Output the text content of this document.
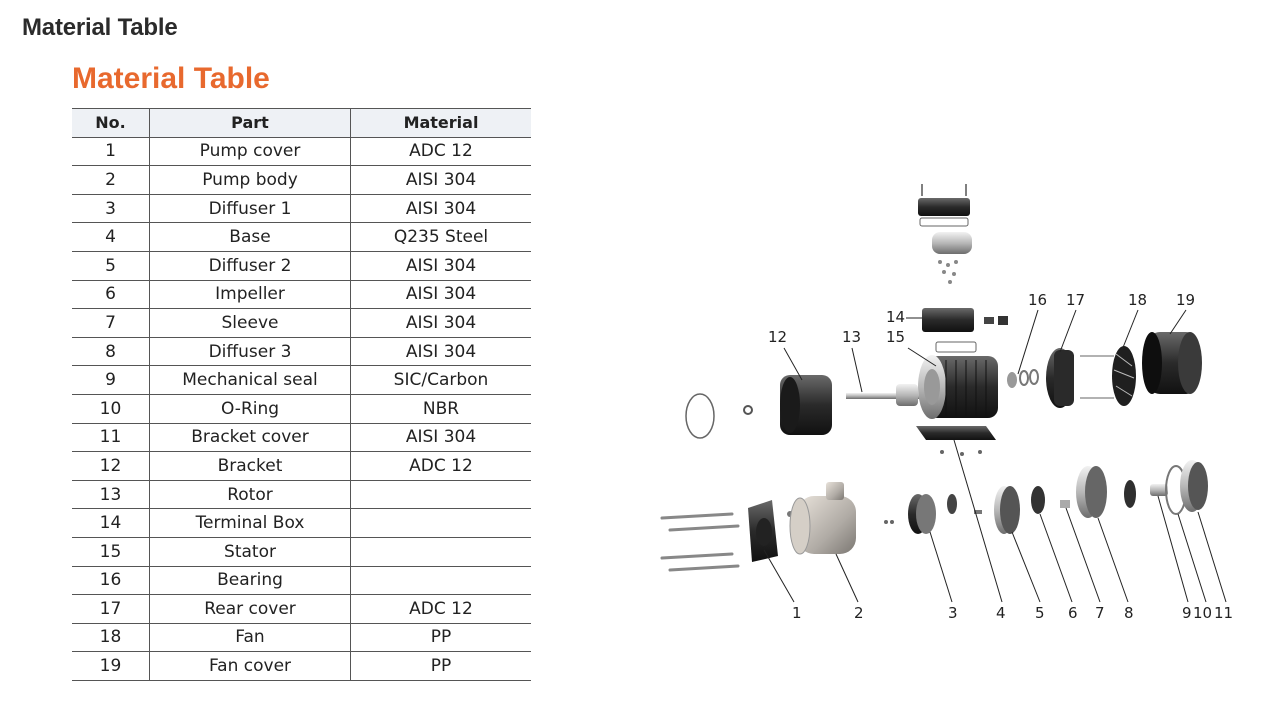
Material Table
Material Table
No.	Part	Material
1	Pump cover	ADC 12
2	Pump body	AISI 304
3	Diffuser 1	AISI 304
4	Base	Q235 Steel
5	Diffuser 2	AISI 304
6	Impeller	AISI 304
7	Sleeve	AISI 304
8	Diffuser 3	AISI 304
9	Mechanical seal	SIC/Carbon
10	O-Ring	NBR
11	Bracket cover	AISI 304
12	Bracket	ADC 12
13	Rotor	
14	Terminal Box	
15	Stator	
16	Bearing	
17	Rear cover	ADC 12
18	Fan	PP
19	Fan cover	PP
12	13
14
15
16 17	18 19
1	2	3	4 5 6 7 8	9 10 11
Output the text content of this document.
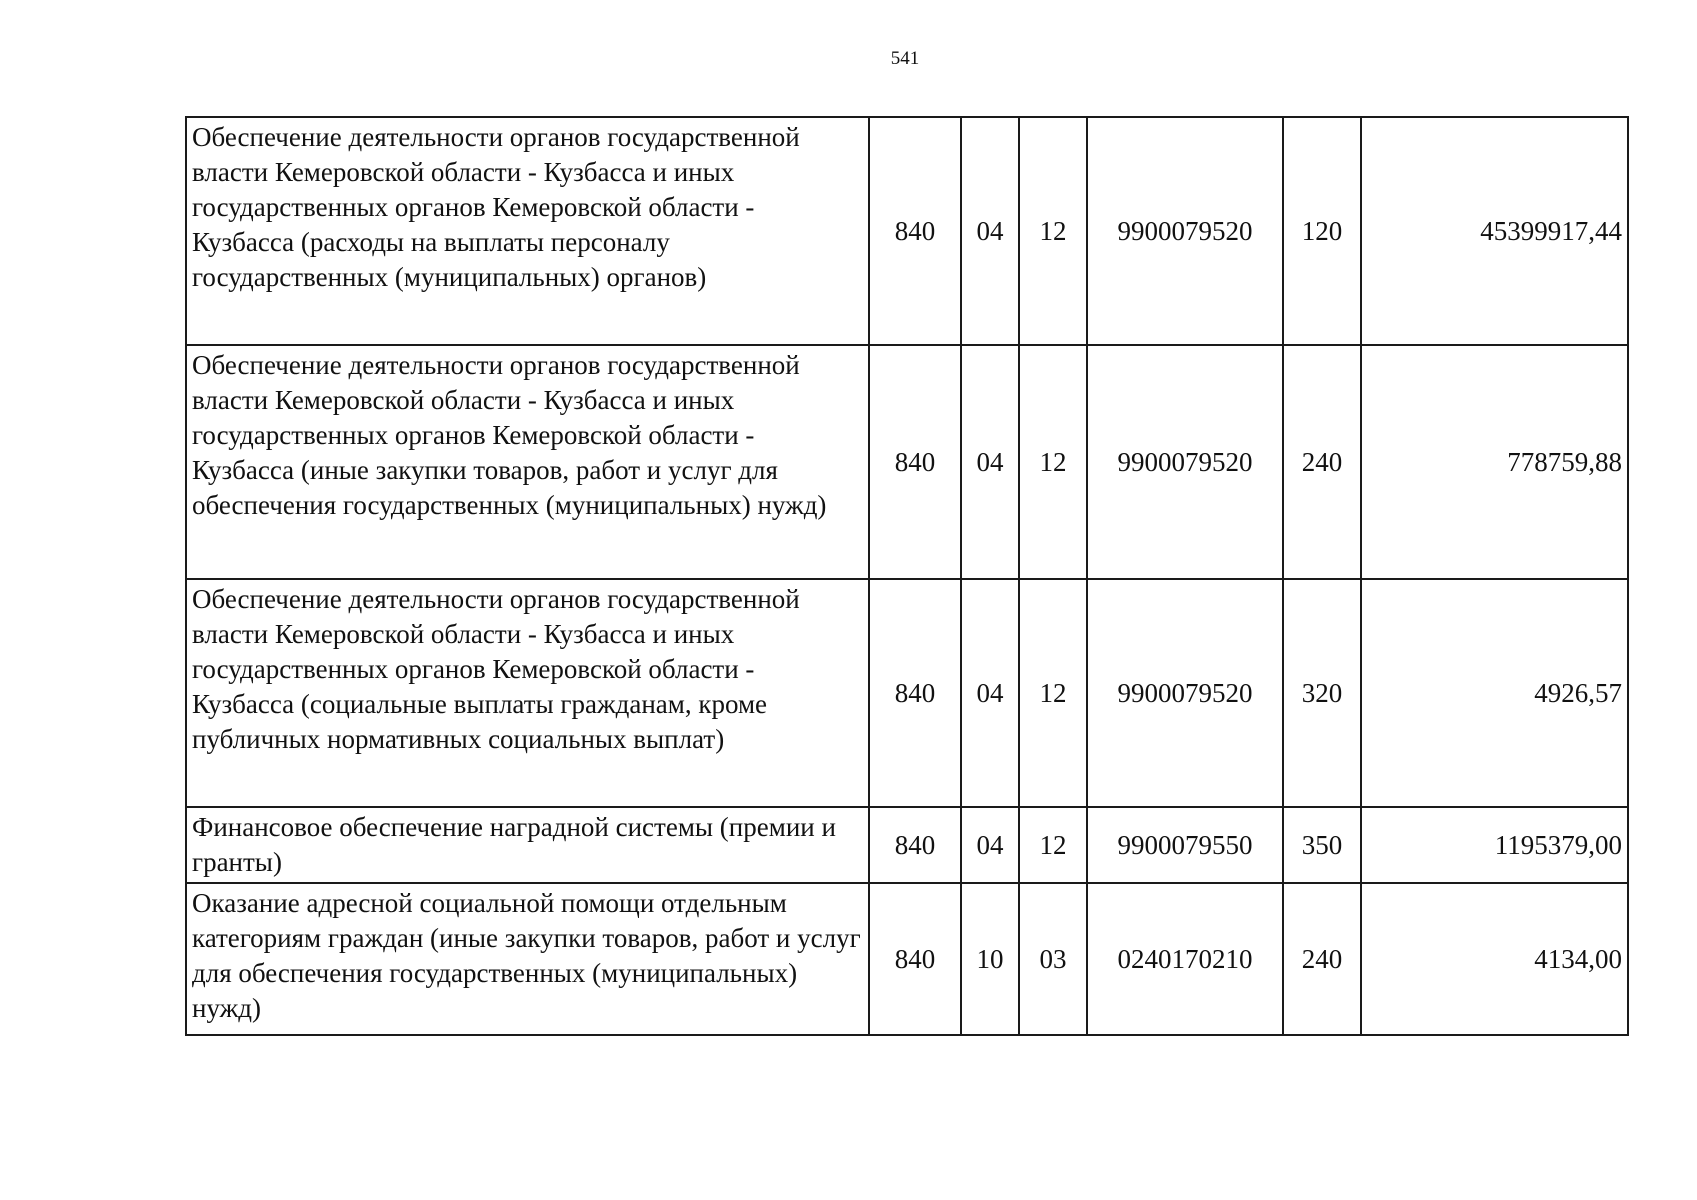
541
Обеспечение деятельности органов государственной власти Кемеровской области - Кузбасса и иных государственных органов Кемеровской области - Кузбасса (расходы на выплаты персоналу государственных (муниципальных) органов)	840	04	12	9900079520	120	45399917,44
Обеспечение деятельности органов государственной власти Кемеровской области - Кузбасса и иных государственных органов Кемеровской области - Кузбасса (иные закупки товаров, работ и услуг для обеспечения государственных (муниципальных) нужд)	840	04	12	9900079520	240	778759,88
Обеспечение деятельности органов государственной власти Кемеровской области - Кузбасса и иных государственных органов Кемеровской области - Кузбасса (социальные выплаты гражданам, кроме публичных нормативных социальных выплат)	840	04	12	9900079520	320	4926,57
Финансовое обеспечение наградной системы (премии и гранты)	840	04	12	9900079550	350	1195379,00
Оказание адресной социальной помощи отдельным категориям граждан (иные закупки товаров, работ и услуг для обеспечения государственных (муниципальных) нужд)	840	10	03	0240170210	240	4134,00
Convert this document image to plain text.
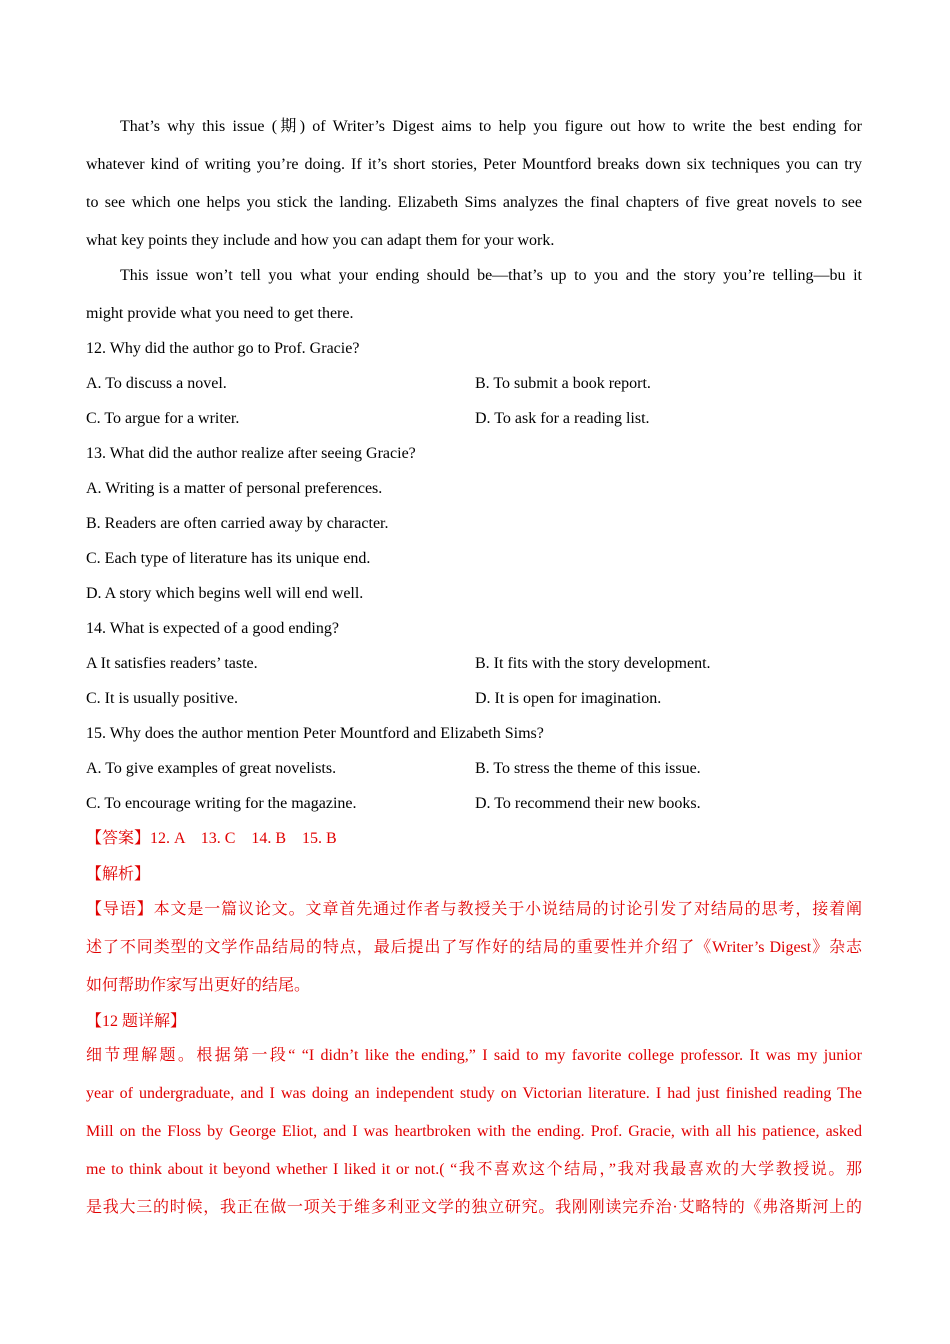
That’s why this issue (期) of Writer’s Digest aims to help you figure out how to write the best ending for
whatever kind of writing you’re doing. If it’s short stories, Peter Mountford breaks down six techniques you can try
to see which one helps you stick the landing. Elizabeth Sims analyzes the final chapters of five great novels to see
what key points they include and how you can adapt them for your work.
This issue won’t tell you what your ending should be—that’s up to you and the story you’re telling—bu it
might provide what you need to get there.
12. Why did the author go to Prof. Gracie?
A. To discuss a novel.	B. To submit a book report.
C. To argue for a writer.	D. To ask for a reading list.
13. What did the author realize after seeing Gracie?
A. Writing is a matter of personal preferences.
B. Readers are often carried away by character.
C. Each type of literature has its unique end.
D. A story which begins well will end well.
14. What is expected of a good ending?
A It satisfies readers’ taste.	B. It fits with the story development.
C. It is usually positive.	D. It is open for imagination.
15. Why does the author mention Peter Mountford and Elizabeth Sims?
A. To give examples of great novelists.	B. To stress the theme of this issue.
C. To encourage writing for the magazine.	D. To recommend their new books.
【答案】12. A    13. C    14. B    15. B
【解析】
【导语】本文是一篇议论文。文章首先通过作者与教授关于小说结局的讨论引发了对结局的思考，接着阐
述了不同类型的文学作品结局的特点，最后提出了写作好的结局的重要性并介绍了《Writer’s Digest》杂志
如何帮助作家写出更好的结尾。
【12 题详解】
细节理解题。根据第一段“ “I didn’t like the ending,” I said to my favorite college professor. It was my junior
year of undergraduate, and I was doing an independent study on Victorian literature. I had just finished reading The
Mill on the Floss by George Eliot, and I was heartbroken with the ending. Prof. Gracie, with all his patience, asked
me to think about it beyond whether I liked it or not.( “我不喜欢这个结局，”我对我最喜欢的大学教授说。那
是我大三的时候，我正在做一项关于维多利亚文学的独立研究。我刚刚读完乔治·艾略特的《弗洛斯河上的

- [Task details] In the lines above, find each one with "Кузбасса" and list it.

- [Written response]
Обеспечение деятельности органов государственной власти Кемеровской области - Кузбасса и иных государственных органов Кемеровской области - Кузбасса (расходы на выплаты персоналу государственных (муниципальных) органов)	840	04	12	9900079520	120	45399917,44
Обеспечение деятельности органов государственной власти Кемеровской области - Кузбасса и иных государственных органов Кемеровской области - Кузбасса (иные закупки товаров, работ и услуг для обеспечения государственных (муниципальных) нужд)	840	04	12	9900079520	240	778759,88
Обеспечение деятельности органов государственной власти Кемеровской области - Кузбасса и иных государственных органов Кемеровской области - Кузбасса (социальные выплаты гражданам, кроме публичных нормативных социальных выплат)	840	04	12	9900079520	320	4926,57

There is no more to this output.